## TASK REQUIREMENTS
Retype the records below word for word and omit any image.

## EXERCISE INPUTS
* * * * * * *

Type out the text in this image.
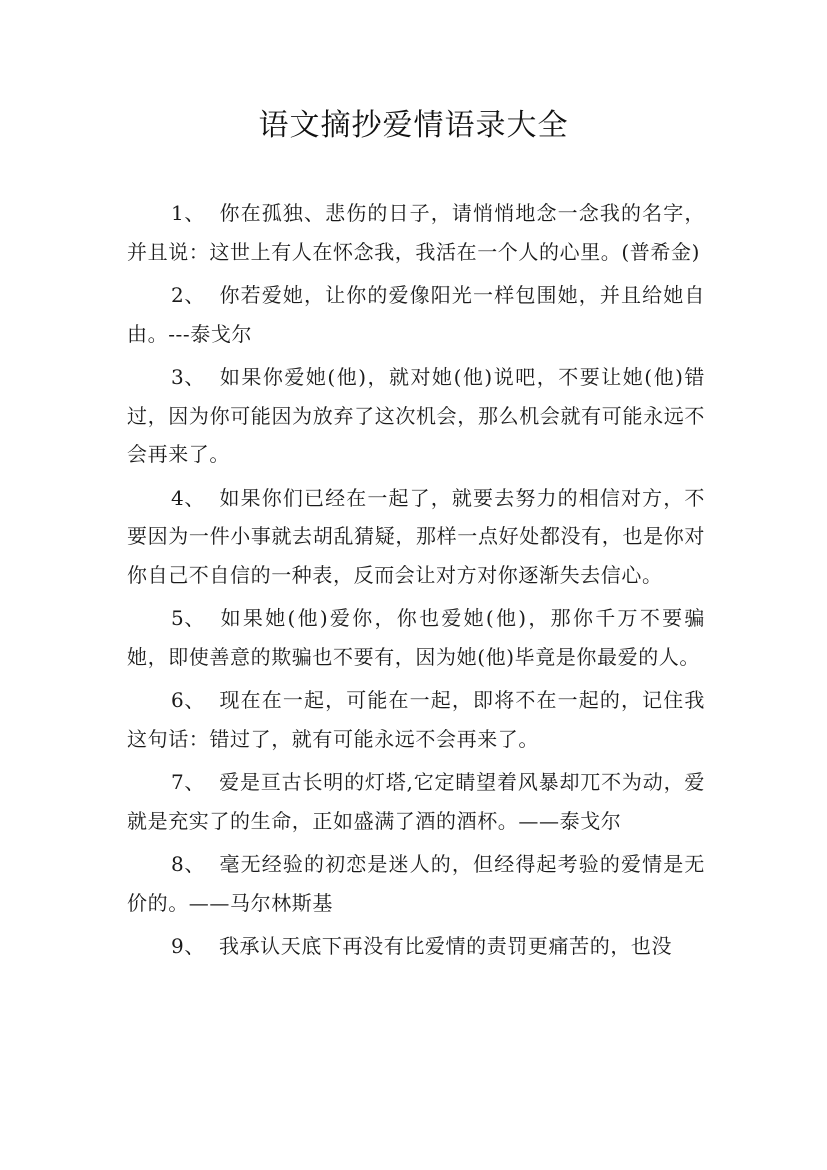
语文摘抄爱情语录大全

1、 你在孤独、悲伤的日子，请悄悄地念一念我的名字，并且说：这世上有人在怀念我，我活在一个人的心里。(普希金)

2、 你若爱她，让你的爱像阳光一样包围她，并且给她自由。---泰戈尔

3、 如果你爱她(他)，就对她(他)说吧，不要让她(他)错过，因为你可能因为放弃了这次机会，那么机会就有可能永远不会再来了。

4、 如果你们已经在一起了，就要去努力的相信对方，不要因为一件小事就去胡乱猜疑，那样一点好处都没有，也是你对你自己不自信的一种表，反而会让对方对你逐渐失去信心。

5、 如果她(他)爱你，你也爱她(他)，那你千万不要骗她，即使善意的欺骗也不要有，因为她(他)毕竟是你最爱的人。

6、 现在在一起，可能在一起，即将不在一起的，记住我这句话：错过了，就有可能永远不会再来了。

7、 爱是亘古长明的灯塔,它定睛望着风暴却兀不为动，爱就是充实了的生命，正如盛满了酒的酒杯。——泰戈尔

8、 毫无经验的初恋是迷人的，但经得起考验的爱情是无价的。——马尔林斯基

9、 我承认天底下再没有比爱情的责罚更痛苦的，也没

* * * * * * *

## TASK SOLUTION
Type out the text in this image.
语文摘抄爱情语录大全

1、 你在孤独、悲伤的日子，请悄悄地念一念我的名字，并且说：这世上有人在怀念我，我活在一个人的心里。(普希金)

2、 你若爱她，让你的爱像阳光一样包围她，并且给她自由。---泰戈尔

3、 如果你爱她(他)，就对她(他)说吧，不要让她(他)错过，因为你可能因为放弃了这次机会，那么机会就有可能永远不会再来了。

4、 如果你们已经在一起了，就要去努力的相信对方，不要因为一件小事就去胡乱猜疑，那样一点好处都没有，也是你对你自己不自信的一种表，反而会让对方对你逐渐失去信心。

5、 如果她(他)爱你，你也爱她(他)，那你千万不要骗她，即使善意的欺骗也不要有，因为她(他)毕竟是你最爱的人。

6、 现在在一起，可能在一起，即将不在一起的，记住我这句话：错过了，就有可能永远不会再来了。

7、 爱是亘古长明的灯塔,它定睛望着风暴却兀不为动，爱就是充实了的生命，正如盛满了酒的酒杯。——泰戈尔

8、 毫无经验的初恋是迷人的，但经得起考验的爱情是无价的。——马尔林斯基

9、 我承认天底下再没有比爱情的责罚更痛苦的，也没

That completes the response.